* Instructions to follow *
Make an exact copy of the entries below with the pictures removed.

* Record extracts *

######

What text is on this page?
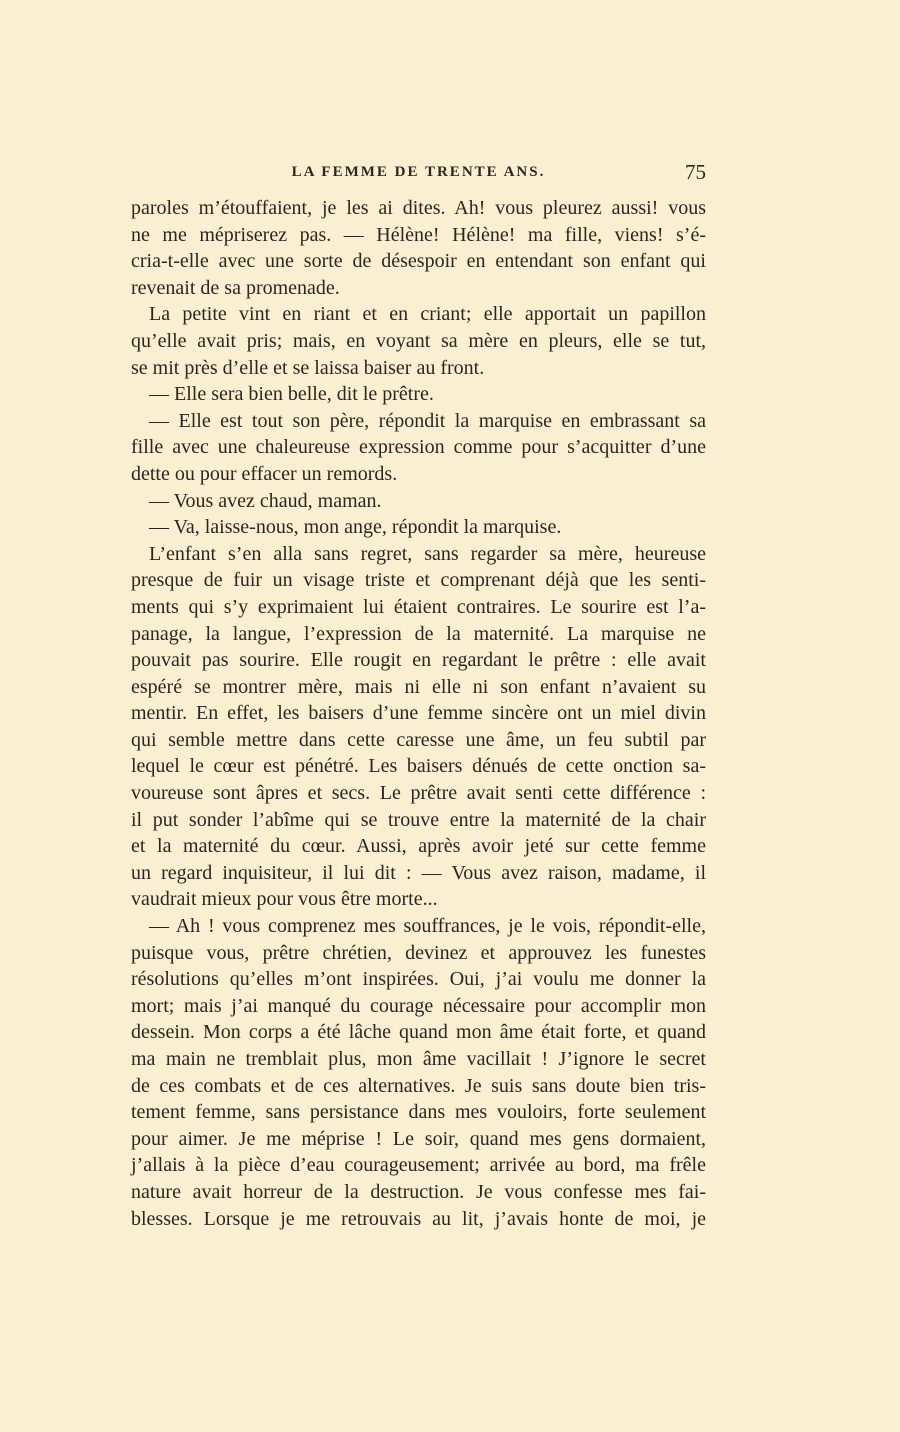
LA FEMME DE TRENTE ANS.	75
paroles m’étouffaient, je les ai dites. Ah! vous pleurez aussi! vous
ne me mépriserez pas. — Hélène! Hélène! ma fille, viens! s’é-
cria-t-elle avec une sorte de désespoir en entendant son enfant qui
revenait de sa promenade.
La petite vint en riant et en criant; elle apportait un papillon
qu’elle avait pris; mais, en voyant sa mère en pleurs, elle se tut,
se mit près d’elle et se laissa baiser au front.
— Elle sera bien belle, dit le prêtre.
— Elle est tout son père, répondit la marquise en embrassant sa
fille avec une chaleureuse expression comme pour s’acquitter d’une
dette ou pour effacer un remords.
— Vous avez chaud, maman.
— Va, laisse-nous, mon ange, répondit la marquise.
L’enfant s’en alla sans regret, sans regarder sa mère, heureuse
presque de fuir un visage triste et comprenant déjà que les senti-
ments qui s’y exprimaient lui étaient contraires. Le sourire est l’a-
panage, la langue, l’expression de la maternité. La marquise ne
pouvait pas sourire. Elle rougit en regardant le prêtre : elle avait
espéré se montrer mère, mais ni elle ni son enfant n’avaient su
mentir. En effet, les baisers d’une femme sincère ont un miel divin
qui semble mettre dans cette caresse une âme, un feu subtil par
lequel le cœur est pénétré. Les baisers dénués de cette onction sa-
voureuse sont âpres et secs. Le prêtre avait senti cette différence :
il put sonder l’abîme qui se trouve entre la maternité de la chair
et la maternité du cœur. Aussi, après avoir jeté sur cette femme
un regard inquisiteur, il lui dit : — Vous avez raison, madame, il
vaudrait mieux pour vous être morte...
— Ah ! vous comprenez mes souffrances, je le vois, répondit-elle,
puisque vous, prêtre chrétien, devinez et approuvez les funestes
résolutions qu’elles m’ont inspirées. Oui, j’ai voulu me donner la
mort; mais j’ai manqué du courage nécessaire pour accomplir mon
dessein. Mon corps a été lâche quand mon âme était forte, et quand
ma main ne tremblait plus, mon âme vacillait ! J’ignore le secret
de ces combats et de ces alternatives. Je suis sans doute bien tris-
tement femme, sans persistance dans mes vouloirs, forte seulement
pour aimer. Je me méprise ! Le soir, quand mes gens dormaient,
j’allais à la pièce d’eau courageusement; arrivée au bord, ma frêle
nature avait horreur de la destruction. Je vous confesse mes fai-
blesses. Lorsque je me retrouvais au lit, j’avais honte de moi, je
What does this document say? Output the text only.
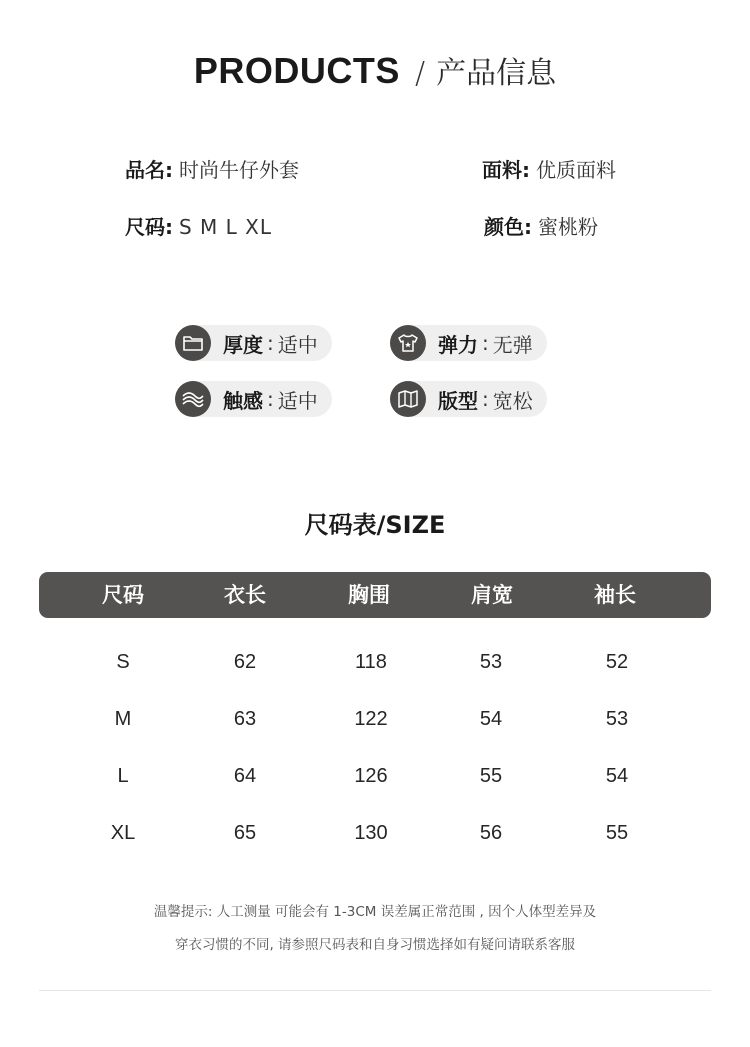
PRODUCTS / 产品信息
品名: 时尚牛仔外套	面料: 优质面料
尺码: S M L XL	颜色: 蜜桃粉
厚度 : 适中	弹力 : 无弹
触感 : 适中	版型 : 宽松
尺码表/SIZE
尺码	衣长	胸围	肩宽	袖长
S	62	118	53	52
M	63	122	54	53
L	64	126	55	54
XL	65	130	56	55
温馨提示: 人工测量 可能会有 1-3CM 误差属正常范围 , 因个人体型差异及
穿衣习惯的不同, 请参照尺码表和自身习惯选择如有疑问请联系客服
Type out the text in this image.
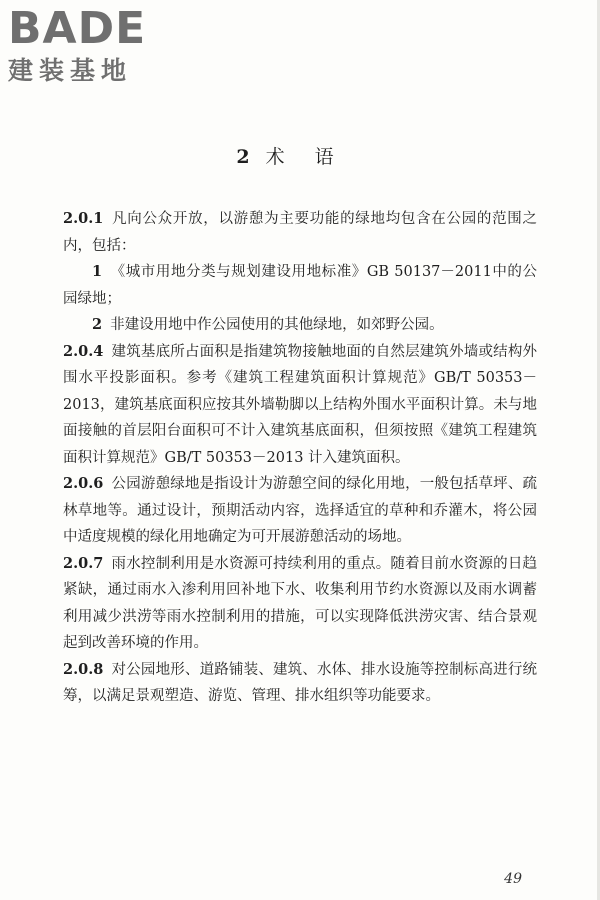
BADE
建装基地
2 术语

2.0.1 凡向公众开放，以游憩为主要功能的绿地均包含在公园的范围之内，包括：

1 《城市用地分类与规划建设用地标准》GB 50137－2011中的公园绿地；

2 非建设用地中作公园使用的其他绿地，如郊野公园。

2.0.4 建筑基底所占面积是指建筑物接触地面的自然层建筑外墙或结构外围水平投影面积。参考《建筑工程建筑面积计算规范》GB/T 50353－2013，建筑基底面积应按其外墙勒脚以上结构外围水平面积计算。未与地面接触的首层阳台面积可不计入建筑基底面积，但须按照《建筑工程建筑面积计算规范》GB/T 50353－2013 计入建筑面积。

2.0.6 公园游憩绿地是指设计为游憩空间的绿化用地，一般包括草坪、疏林草地等。通过设计，预期活动内容，选择适宜的草种和乔灌木，将公园中适度规模的绿化用地确定为可开展游憩活动的场地。

2.0.7 雨水控制利用是水资源可持续利用的重点。随着目前水资源的日趋紧缺，通过雨水入渗利用回补地下水、收集利用节约水资源以及雨水调蓄利用减少洪涝等雨水控制利用的措施，可以实现降低洪涝灾害、结合景观起到改善环境的作用。

2.0.8 对公园地形、道路铺装、建筑、水体、排水设施等控制标高进行统筹，以满足景观塑造、游览、管理、排水组织等功能要求。

49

######

* Finished task *
What text is on this page?
LA FEMME DE TRENTE ANS.	75
paroles m’étouffaient, je les ai dites. Ah! vous pleurez aussi! vous
ne me mépriserez pas. — Hélène! Hélène! ma fille, viens! s’é-
cria-t-elle avec une sorte de désespoir en entendant son enfant qui
revenait de sa promenade.
La petite vint en riant et en criant; elle apportait un papillon
qu’elle avait pris; mais, en voyant sa mère en pleurs, elle se tut,
se mit près d’elle et se laissa baiser au front.
— Elle sera bien belle, dit le prêtre.
— Elle est tout son père, répondit la marquise en embrassant sa
fille avec une chaleureuse expression comme pour s’acquitter d’une
dette ou pour effacer un remords.
— Vous avez chaud, maman.
— Va, laisse-nous, mon ange, répondit la marquise.
L’enfant s’en alla sans regret, sans regarder sa mère, heureuse
presque de fuir un visage triste et comprenant déjà que les senti-
ments qui s’y exprimaient lui étaient contraires. Le sourire est l’a-
panage, la langue, l’expression de la maternité. La marquise ne
pouvait pas sourire. Elle rougit en regardant le prêtre : elle avait
espéré se montrer mère, mais ni elle ni son enfant n’avaient su
mentir. En effet, les baisers d’une femme sincère ont un miel divin
qui semble mettre dans cette caresse une âme, un feu subtil par
lequel le cœur est pénétré. Les baisers dénués de cette onction sa-
voureuse sont âpres et secs. Le prêtre avait senti cette différence :
il put sonder l’abîme qui se trouve entre la maternité de la chair
et la maternité du cœur. Aussi, après avoir jeté sur cette femme
un regard inquisiteur, il lui dit : — Vous avez raison, madame, il
vaudrait mieux pour vous être morte...
— Ah ! vous comprenez mes souffrances, je le vois, répondit-elle,
puisque vous, prêtre chrétien, devinez et approuvez les funestes
résolutions qu’elles m’ont inspirées. Oui, j’ai voulu me donner la
mort; mais j’ai manqué du courage nécessaire pour accomplir mon
dessein. Mon corps a été lâche quand mon âme était forte, et quand
ma main ne tremblait plus, mon âme vacillait ! J’ignore le secret
de ces combats et de ces alternatives. Je suis sans doute bien tris-
tement femme, sans persistance dans mes vouloirs, forte seulement
pour aimer. Je me méprise ! Le soir, quand mes gens dormaient,
j’allais à la pièce d’eau courageusement; arrivée au bord, ma frêle
nature avait horreur de la destruction. Je vous confesse mes fai-
blesses. Lorsque je me retrouvais au lit, j’avais honte de moi, je
What does this document say? Output the text only.
PRODUCTS / 产品信息
品名: 时尚牛仔外套	面料: 优质面料
尺码: S M L XL	颜色: 蜜桃粉
厚度 : 适中	弹力 : 无弹
触感 : 适中	版型 : 宽松
尺码表/SIZE
尺码	衣长	胸围	肩宽	袖长
S	62	118	53	52
M	63	122	54	53
L	64	126	55	54
XL	65	130	56	55
温馨提示: 人工测量 可能会有 1-3CM 误差属正常范围 , 因个人体型差异及
穿衣习惯的不同, 请参照尺码表和自身习惯选择如有疑问请联系客服
Type out the text in this image.
BADE
建装基地
2 术语

2.0.1 凡向公众开放，以游憩为主要功能的绿地均包含在公园的范围之内，包括：

1 《城市用地分类与规划建设用地标准》GB 50137－2011中的公园绿地；

2 非建设用地中作公园使用的其他绿地，如郊野公园。

2.0.4 建筑基底所占面积是指建筑物接触地面的自然层建筑外墙或结构外围水平投影面积。参考《建筑工程建筑面积计算规范》GB/T 50353－2013，建筑基底面积应按其外墙勒脚以上结构外围水平面积计算。未与地面接触的首层阳台面积可不计入建筑基底面积，但须按照《建筑工程建筑面积计算规范》GB/T 50353－2013 计入建筑面积。

2.0.6 公园游憩绿地是指设计为游憩空间的绿化用地，一般包括草坪、疏林草地等。通过设计，预期活动内容，选择适宜的草种和乔灌木，将公园中适度规模的绿化用地确定为可开展游憩活动的场地。

2.0.7 雨水控制利用是水资源可持续利用的重点。随着目前水资源的日趋紧缺，通过雨水入渗利用回补地下水、收集利用节约水资源以及雨水调蓄利用减少洪涝等雨水控制利用的措施，可以实现降低洪涝灾害、结合景观起到改善环境的作用。

2.0.8 对公园地形、道路铺装、建筑、水体、排水设施等控制标高进行统筹，以满足景观塑造、游览、管理、排水组织等功能要求。

49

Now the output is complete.